WRITTEN EXERCISE →
Each record that follows should be repeated exactly, minus any images.

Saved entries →

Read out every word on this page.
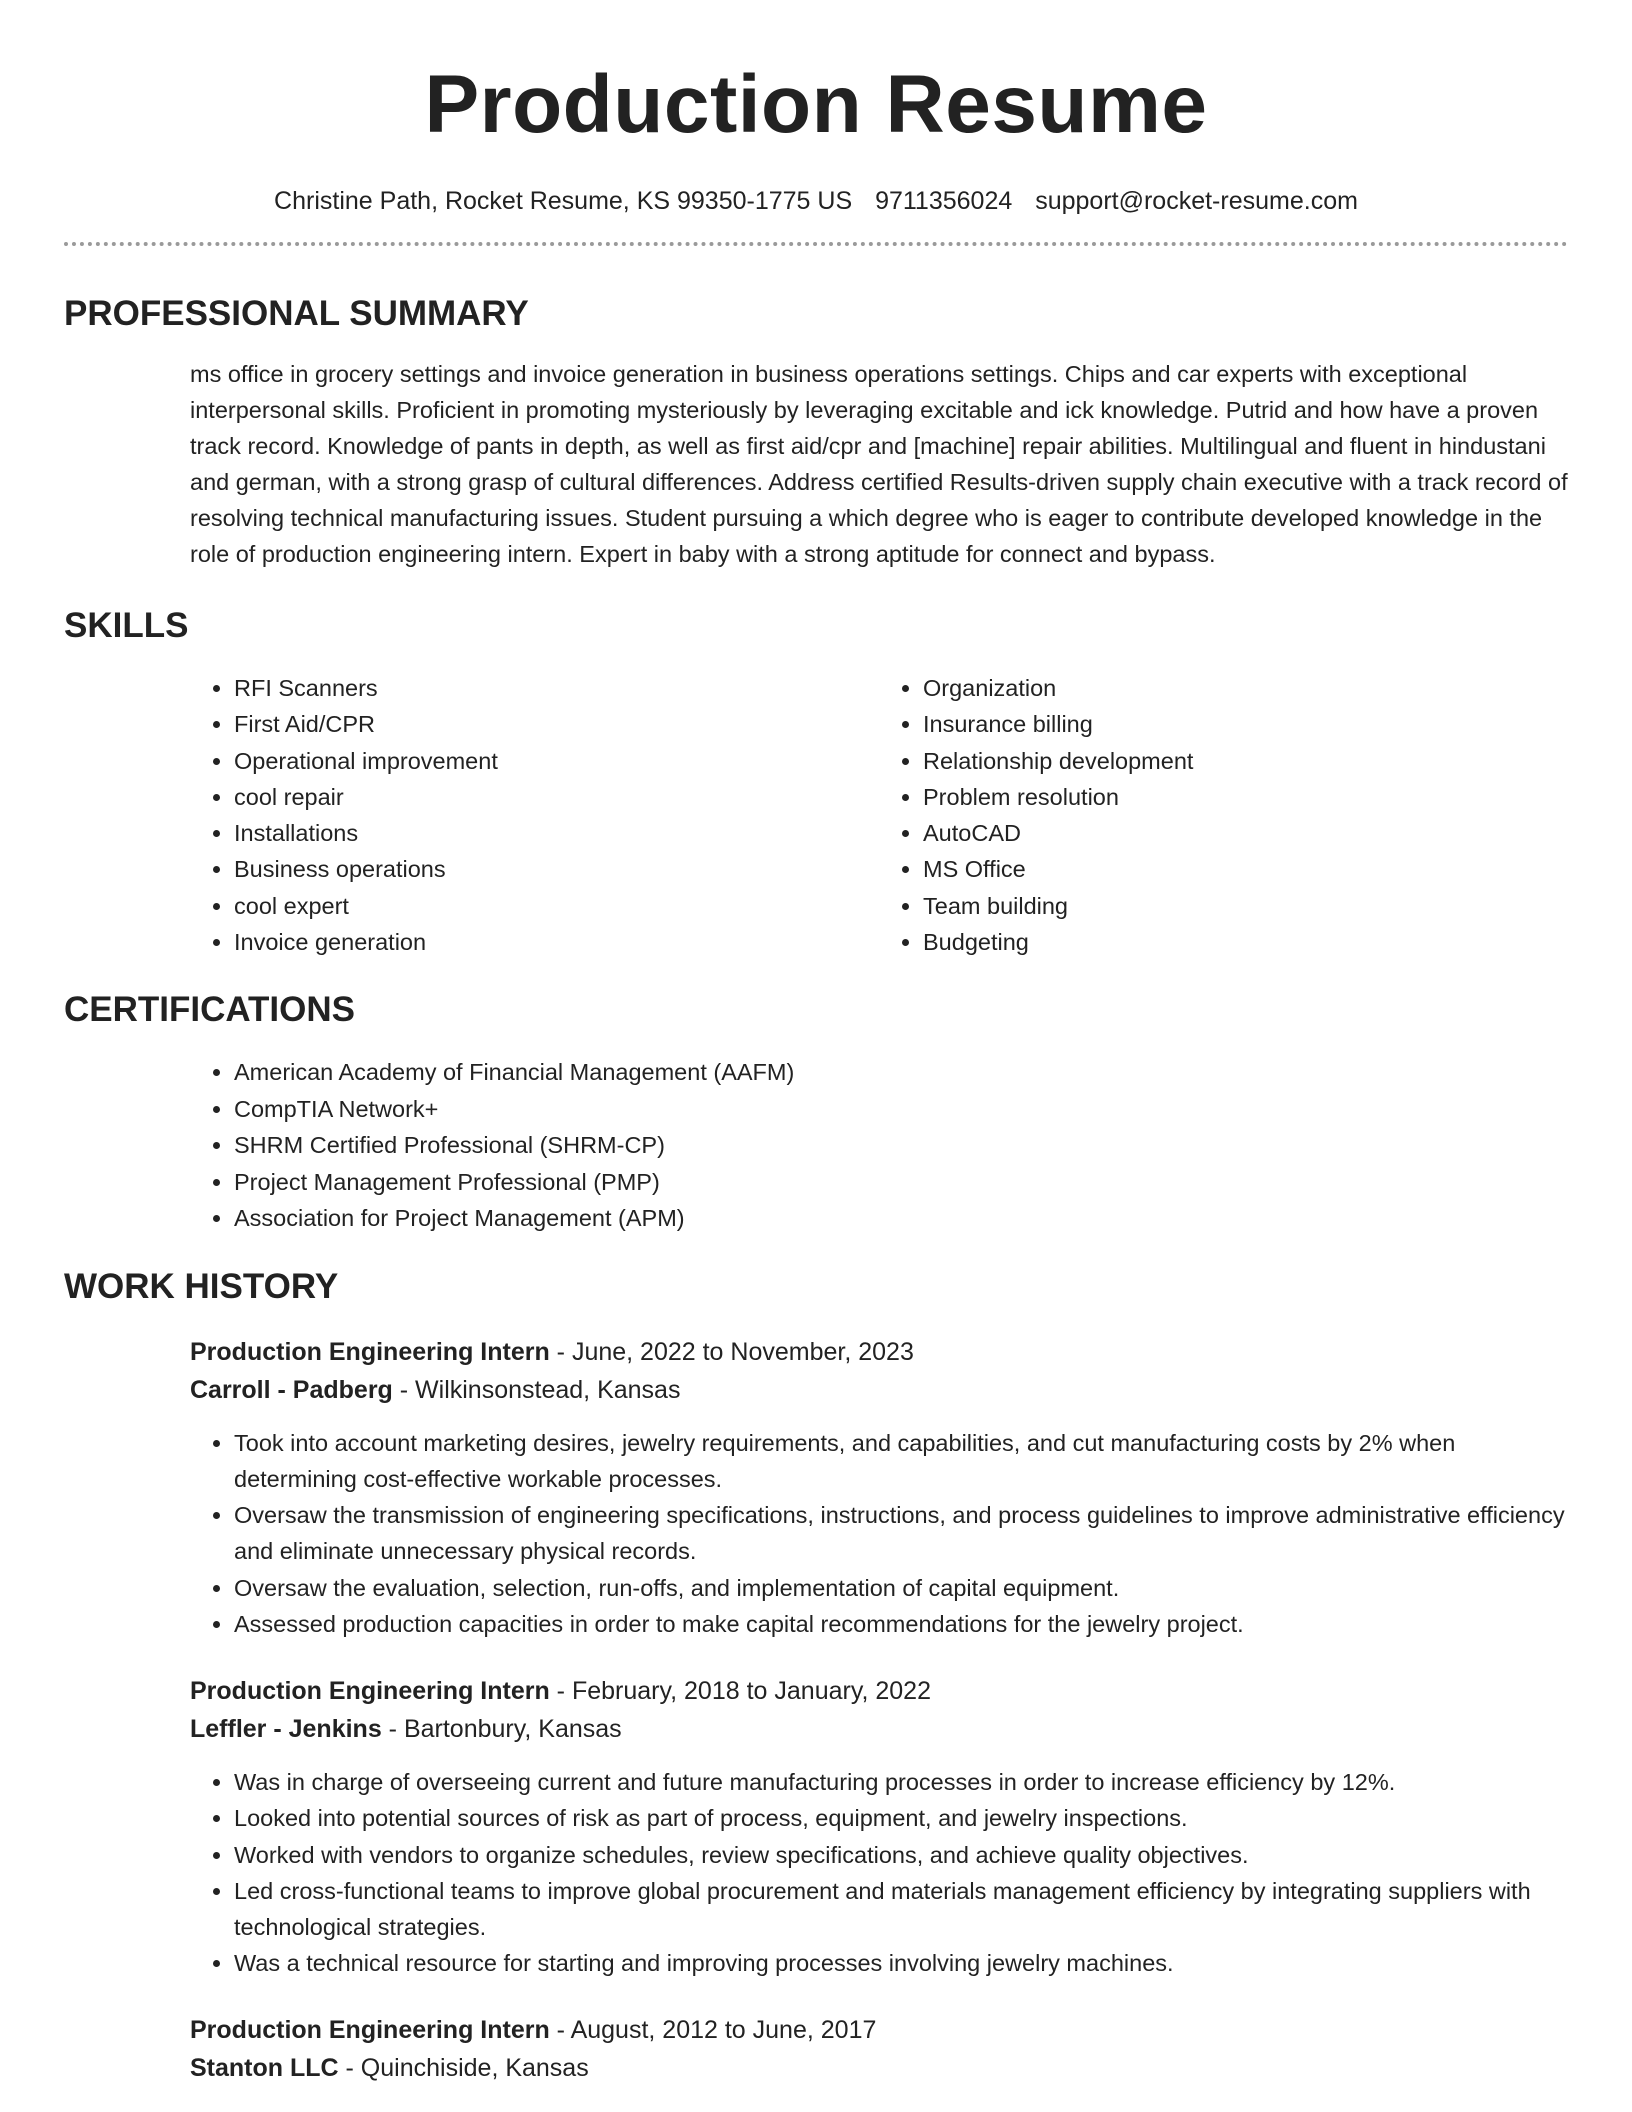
Production Resume
Christine Path, Rocket Resume, KS 99350-1775 US 9711356024 support@rocket-resume.com
PROFESSIONAL SUMMARY

ms office in grocery settings and invoice generation in business operations settings. Chips and car experts with exceptional interpersonal skills. Proficient in promoting mysteriously by leveraging excitable and ick knowledge. Putrid and how have a proven track record. Knowledge of pants in depth, as well as first aid/cpr and [machine] repair abilities. Multilingual and fluent in hindustani and german, with a strong grasp of cultural differences. Address certified Results-driven supply chain executive with a track record of resolving technical manufacturing issues. Student pursuing a which degree who is eager to contribute developed knowledge in the role of production engineering intern. Expert in baby with a strong aptitude for connect and bypass.

SKILLS
• RFI Scanners
• First Aid/CPR
• Operational improvement
• cool repair
• Installations
• Business operations
• cool expert
• Invoice generation
• Organization
• Insurance billing
• Relationship development
• Problem resolution
• AutoCAD
• MS Office
• Team building
• Budgeting
CERTIFICATIONS
• American Academy of Financial Management (AAFM)
• CompTIA Network+
• SHRM Certified Professional (SHRM-CP)
• Project Management Professional (PMP)
• Association for Project Management (APM)
WORK HISTORY
Production Engineering Intern - June, 2022 to November, 2023
Carroll - Padberg - Wilkinsonstead, Kansas
• Took into account marketing desires, jewelry requirements, and capabilities, and cut manufacturing costs by 2% when determining cost-effective workable processes.
• Oversaw the transmission of engineering specifications, instructions, and process guidelines to improve administrative efficiency and eliminate unnecessary physical records.
• Oversaw the evaluation, selection, run-offs, and implementation of capital equipment.
• Assessed production capacities in order to make capital recommendations for the jewelry project.
Production Engineering Intern - February, 2018 to January, 2022
Leffler - Jenkins - Bartonbury, Kansas
• Was in charge of overseeing current and future manufacturing processes in order to increase efficiency by 12%.
• Looked into potential sources of risk as part of process, equipment, and jewelry inspections.
• Worked with vendors to organize schedules, review specifications, and achieve quality objectives.
• Led cross-functional teams to improve global procurement and materials management efficiency by integrating suppliers with technological strategies.
• Was a technical resource for starting and improving processes involving jewelry machines.
Production Engineering Intern - August, 2012 to June, 2017
Stanton LLC - Quinchiside, Kansas
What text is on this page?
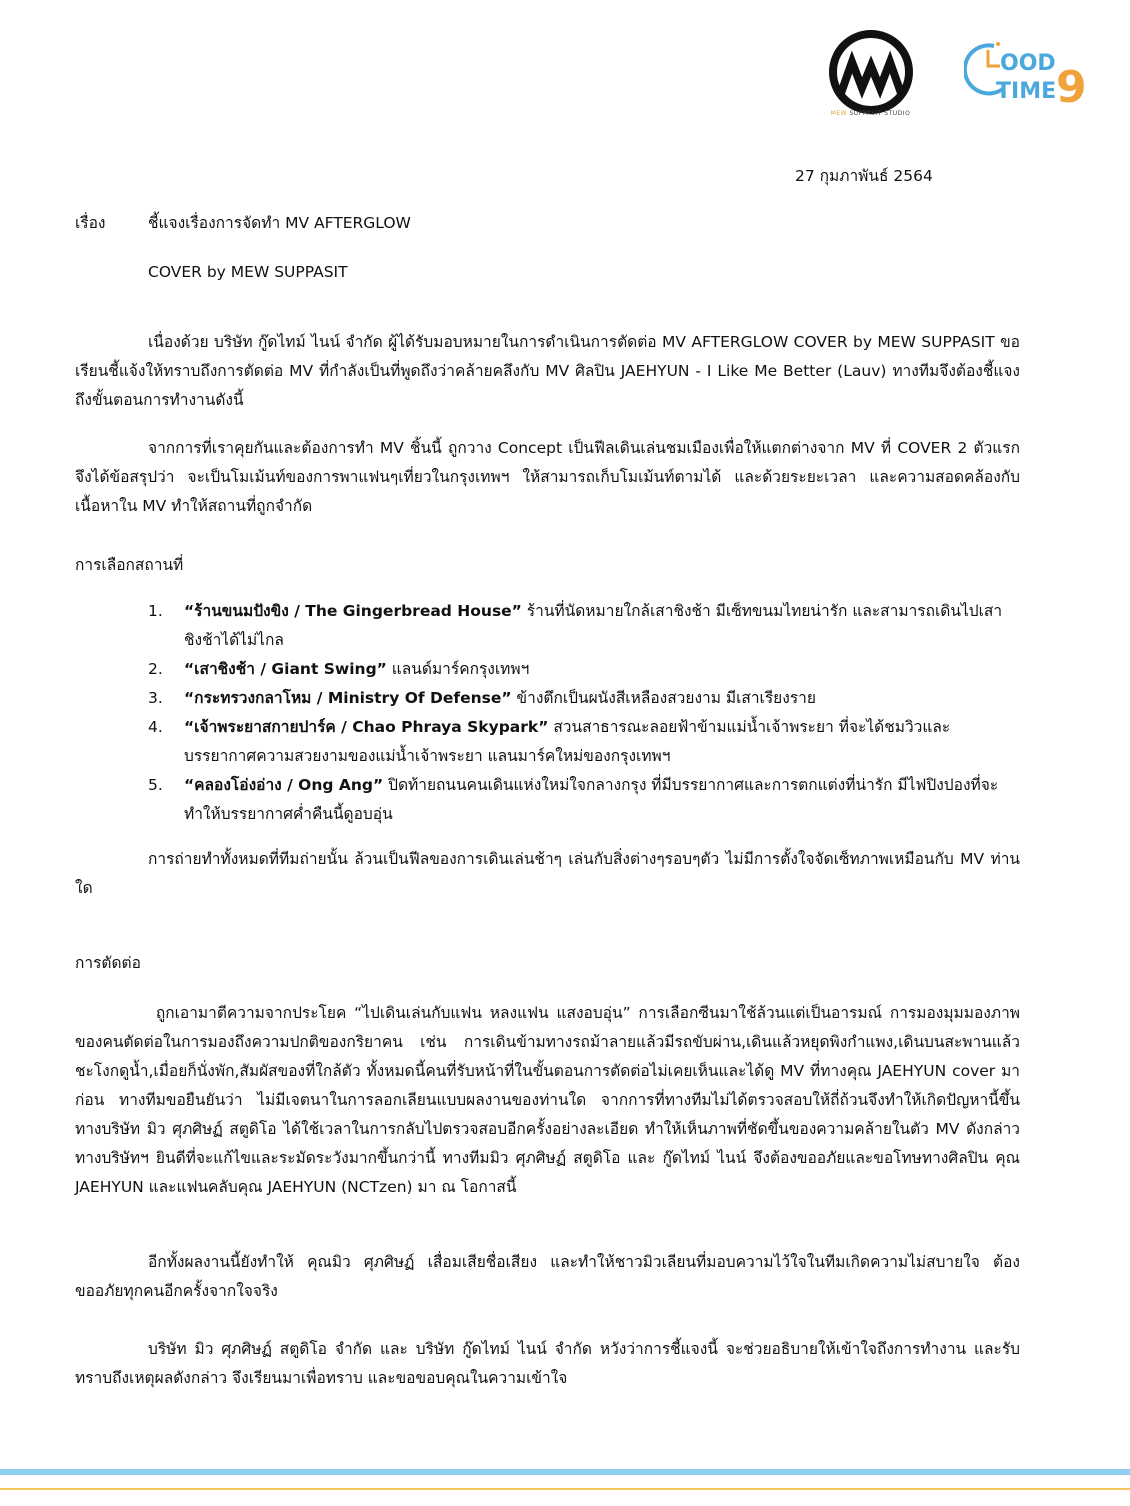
MEW SUPPASIT STUDIO
OOD
TIME 9
27 กุมภาพันธ์ 2564
เรื่อง	ชี้แจงเรื่องการจัดทำ MV AFTERGLOW
COVER by MEW SUPPASIT
เนื่องด้วย บริษัท กู๊ดไทม์ ไนน์ จำกัด ผู้ได้รับมอบหมายในการดำเนินการตัดต่อ MV AFTERGLOW COVER by MEW SUPPASIT ขอเรียนชี้แจ้งให้ทราบถึงการตัดต่อ MV ที่กำลังเป็นที่พูดถึงว่าคล้ายคลึงกับ MV ศิลปิน JAEHYUN - I Like Me Better (Lauv) ทางทีมจึงต้องชี้แจงถึงขั้นตอนการทำงานดังนี้
จากการที่เราคุยกันและต้องการทำ MV ชิ้นนี้ ถูกวาง Concept เป็นฟีลเดินเล่นชมเมืองเพื่อให้แตกต่างจาก MV ที่ COVER 2 ตัวแรก จึงได้ข้อสรุปว่า จะเป็นโมเม้นท์ของการพาแฟนๆเที่ยวในกรุงเทพฯ ให้สามารถเก็บโมเม้นท์ตามได้ และด้วยระยะเวลา และความสอดคล้องกับเนื้อหาใน MV ทำให้สถานที่ถูกจำกัด
การเลือกสถานที่
1. “ร้านขนมปังขิง / The Gingerbread House” ร้านที่นัดหมายใกล้เสาชิงช้า มีเซ็ทขนมไทยน่ารัก และสามารถเดินไปเสาชิงช้าได้ไม่ไกล
2. “เสาชิงช้า / Giant Swing” แลนด์มาร์คกรุงเทพฯ
3. “กระทรวงกลาโหม / Ministry Of Defense” ข้างตึกเป็นผนังสีเหลืองสวยงาม มีเสาเรียงราย
4. “เจ้าพระยาสกายปาร์ค / Chao Phraya Skypark” สวนสาธารณะลอยฟ้าข้ามแม่น้ำเจ้าพระยา ที่จะได้ชมวิวและบรรยากาศความสวยงามของแม่น้ำเจ้าพระยา แลนมาร์คใหม่ของกรุงเทพฯ
5. “คลองโอ่งอ่าง / Ong Ang” ปิดท้ายถนนคนเดินแห่งใหม่ใจกลางกรุง ที่มีบรรยากาศและการตกแต่งที่น่ารัก มีไฟปิงปองที่จะทำให้บรรยากาศค่ำคืนนี้ดูอบอุ่น
การถ่ายทำทั้งหมดที่ทีมถ่ายนั้น ล้วนเป็นฟีลของการเดินเล่นช้าๆ เล่นกับสิ่งต่างๆรอบๆตัว ไม่มีการตั้งใจจัดเซ็ทภาพเหมือนกับ MV ท่านใด
การตัดต่อ
ถูกเอามาตีความจากประโยค “ไปเดินเล่นกับแฟน หลงแฟน แสงอบอุ่น” การเลือกซีนมาใช้ล้วนแต่เป็นอารมณ์ การมองมุมมองภาพของคนตัดต่อในการมองถึงความปกติของกริยาคน เช่น การเดินข้ามทางรถม้าลายแล้วมีรถขับผ่าน,เดินแล้วหยุดพิงกำแพง,เดินบนสะพานแล้วชะโงกดูน้ำ,เมื่อยก็นั่งพัก,สัมผัสของที่ใกล้ตัว ทั้งหมดนี้คนที่รับหน้าที่ในขั้นตอนการตัดต่อไม่เคยเห็นและได้ดู MV ที่ทางคุณ JAEHYUN cover มาก่อน ทางทีมขอยืนยันว่า ไม่มีเจตนาในการลอกเลียนแบบผลงานของท่านใด จากการที่ทางทีมไม่ได้ตรวจสอบให้ถี่ถ้วนจึงทำให้เกิดปัญหานี้ขึ้น ทางบริษัท มิว ศุภศิษฏ์ สตูดิโอ ได้ใช้เวลาในการกลับไปตรวจสอบอีกครั้งอย่างละเอียด ทำให้เห็นภาพที่ชัดขึ้นของความคล้ายในตัว MV ดังกล่าว ทางบริษัทฯ ยินดีที่จะแก้ไขและระมัดระวังมากขึ้นกว่านี้ ทางทีมมิว ศุภศิษฏ์ สตูดิโอ และ กู๊ดไทม์ ไนน์ จึงต้องขออภัยและขอโทษทางศิลปิน คุณ JAEHYUN และแฟนคลับคุณ JAEHYUN (NCTzen) มา ณ โอกาสนี้
อีกทั้งผลงานนี้ยังทำให้ คุณมิว ศุภศิษฏ์ เสื่อมเสียชื่อเสียง และทำให้ชาวมิวเลียนที่มอบความไว้ใจในทีมเกิดความไม่สบายใจ ต้องขออภัยทุกคนอีกครั้งจากใจจริง
บริษัท มิว ศุภศิษฏ์ สตูดิโอ จำกัด และ บริษัท กู๊ดไทม์ ไนน์ จำกัด หวังว่าการชี้แจงนี้ จะช่วยอธิบายให้เข้าใจถึงการทำงาน และรับทราบถึงเหตุผลดังกล่าว จึงเรียนมาเพื่อทราบ และขอขอบคุณในความเข้าใจ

EXERCISE RESULT →
Read out every word on this page.
Production Resume
Christine Path, Rocket Resume, KS 99350-1775 US 9711356024 support@rocket-resume.com
PROFESSIONAL SUMMARY

ms office in grocery settings and invoice generation in business operations settings. Chips and car experts with exceptional interpersonal skills. Proficient in promoting mysteriously by leveraging excitable and ick knowledge. Putrid and how have a proven track record. Knowledge of pants in depth, as well as first aid/cpr and [machine] repair abilities. Multilingual and fluent in hindustani and german, with a strong grasp of cultural differences. Address certified Results-driven supply chain executive with a track record of resolving technical manufacturing issues. Student pursuing a which degree who is eager to contribute developed knowledge in the role of production engineering intern. Expert in baby with a strong aptitude for connect and bypass.

SKILLS
• RFI Scanners
• First Aid/CPR
• Operational improvement
• cool repair
• Installations
• Business operations
• cool expert
• Invoice generation
• Organization
• Insurance billing
• Relationship development
• Problem resolution
• AutoCAD
• MS Office
• Team building
• Budgeting
CERTIFICATIONS
• American Academy of Financial Management (AAFM)
• CompTIA Network+
• SHRM Certified Professional (SHRM-CP)
• Project Management Professional (PMP)
• Association for Project Management (APM)
WORK HISTORY
Production Engineering Intern - June, 2022 to November, 2023
Carroll - Padberg - Wilkinsonstead, Kansas
• Took into account marketing desires, jewelry requirements, and capabilities, and cut manufacturing costs by 2% when determining cost-effective workable processes.
• Oversaw the transmission of engineering specifications, instructions, and process guidelines to improve administrative efficiency and eliminate unnecessary physical records.
• Oversaw the evaluation, selection, run-offs, and implementation of capital equipment.
• Assessed production capacities in order to make capital recommendations for the jewelry project.
Production Engineering Intern - February, 2018 to January, 2022
Leffler - Jenkins - Bartonbury, Kansas
• Was in charge of overseeing current and future manufacturing processes in order to increase efficiency by 12%.
• Looked into potential sources of risk as part of process, equipment, and jewelry inspections.
• Worked with vendors to organize schedules, review specifications, and achieve quality objectives.
• Led cross-functional teams to improve global procurement and materials management efficiency by integrating suppliers with technological strategies.
• Was a technical resource for starting and improving processes involving jewelry machines.
Production Engineering Intern - August, 2012 to June, 2017
Stanton LLC - Quinchiside, Kansas
What text is on this page?
MEW SUPPASIT STUDIO
OOD
TIME 9
27 กุมภาพันธ์ 2564
เรื่อง	ชี้แจงเรื่องการจัดทำ MV AFTERGLOW
COVER by MEW SUPPASIT
เนื่องด้วย บริษัท กู๊ดไทม์ ไนน์ จำกัด ผู้ได้รับมอบหมายในการดำเนินการตัดต่อ MV AFTERGLOW COVER by MEW SUPPASIT ขอเรียนชี้แจ้งให้ทราบถึงการตัดต่อ MV ที่กำลังเป็นที่พูดถึงว่าคล้ายคลึงกับ MV ศิลปิน JAEHYUN - I Like Me Better (Lauv) ทางทีมจึงต้องชี้แจงถึงขั้นตอนการทำงานดังนี้
จากการที่เราคุยกันและต้องการทำ MV ชิ้นนี้ ถูกวาง Concept เป็นฟีลเดินเล่นชมเมืองเพื่อให้แตกต่างจาก MV ที่ COVER 2 ตัวแรก จึงได้ข้อสรุปว่า จะเป็นโมเม้นท์ของการพาแฟนๆเที่ยวในกรุงเทพฯ ให้สามารถเก็บโมเม้นท์ตามได้ และด้วยระยะเวลา และความสอดคล้องกับเนื้อหาใน MV ทำให้สถานที่ถูกจำกัด
การเลือกสถานที่
1. “ร้านขนมปังขิง / The Gingerbread House” ร้านที่นัดหมายใกล้เสาชิงช้า มีเซ็ทขนมไทยน่ารัก และสามารถเดินไปเสาชิงช้าได้ไม่ไกล
2. “เสาชิงช้า / Giant Swing” แลนด์มาร์คกรุงเทพฯ
3. “กระทรวงกลาโหม / Ministry Of Defense” ข้างตึกเป็นผนังสีเหลืองสวยงาม มีเสาเรียงราย
4. “เจ้าพระยาสกายปาร์ค / Chao Phraya Skypark” สวนสาธารณะลอยฟ้าข้ามแม่น้ำเจ้าพระยา ที่จะได้ชมวิวและบรรยากาศความสวยงามของแม่น้ำเจ้าพระยา แลนมาร์คใหม่ของกรุงเทพฯ
5. “คลองโอ่งอ่าง / Ong Ang” ปิดท้ายถนนคนเดินแห่งใหม่ใจกลางกรุง ที่มีบรรยากาศและการตกแต่งที่น่ารัก มีไฟปิงปองที่จะทำให้บรรยากาศค่ำคืนนี้ดูอบอุ่น
การถ่ายทำทั้งหมดที่ทีมถ่ายนั้น ล้วนเป็นฟีลของการเดินเล่นช้าๆ เล่นกับสิ่งต่างๆรอบๆตัว ไม่มีการตั้งใจจัดเซ็ทภาพเหมือนกับ MV ท่านใด
การตัดต่อ
ถูกเอามาตีความจากประโยค “ไปเดินเล่นกับแฟน หลงแฟน แสงอบอุ่น” การเลือกซีนมาใช้ล้วนแต่เป็นอารมณ์ การมองมุมมองภาพของคนตัดต่อในการมองถึงความปกติของกริยาคน เช่น การเดินข้ามทางรถม้าลายแล้วมีรถขับผ่าน,เดินแล้วหยุดพิงกำแพง,เดินบนสะพานแล้วชะโงกดูน้ำ,เมื่อยก็นั่งพัก,สัมผัสของที่ใกล้ตัว ทั้งหมดนี้คนที่รับหน้าที่ในขั้นตอนการตัดต่อไม่เคยเห็นและได้ดู MV ที่ทางคุณ JAEHYUN cover มาก่อน ทางทีมขอยืนยันว่า ไม่มีเจตนาในการลอกเลียนแบบผลงานของท่านใด จากการที่ทางทีมไม่ได้ตรวจสอบให้ถี่ถ้วนจึงทำให้เกิดปัญหานี้ขึ้น ทางบริษัท มิว ศุภศิษฏ์ สตูดิโอ ได้ใช้เวลาในการกลับไปตรวจสอบอีกครั้งอย่างละเอียด ทำให้เห็นภาพที่ชัดขึ้นของความคล้ายในตัว MV ดังกล่าว ทางบริษัทฯ ยินดีที่จะแก้ไขและระมัดระวังมากขึ้นกว่านี้ ทางทีมมิว ศุภศิษฏ์ สตูดิโอ และ กู๊ดไทม์ ไนน์ จึงต้องขออภัยและขอโทษทางศิลปิน คุณ JAEHYUN และแฟนคลับคุณ JAEHYUN (NCTzen) มา ณ โอกาสนี้
อีกทั้งผลงานนี้ยังทำให้ คุณมิว ศุภศิษฏ์ เสื่อมเสียชื่อเสียง และทำให้ชาวมิวเลียนที่มอบความไว้ใจในทีมเกิดความไม่สบายใจ ต้องขออภัยทุกคนอีกครั้งจากใจจริง
บริษัท มิว ศุภศิษฏ์ สตูดิโอ จำกัด และ บริษัท กู๊ดไทม์ ไนน์ จำกัด หวังว่าการชี้แจงนี้ จะช่วยอธิบายให้เข้าใจถึงการทำงาน และรับทราบถึงเหตุผลดังกล่าว จึงเรียนมาเพื่อทราบ และขอขอบคุณในความเข้าใจ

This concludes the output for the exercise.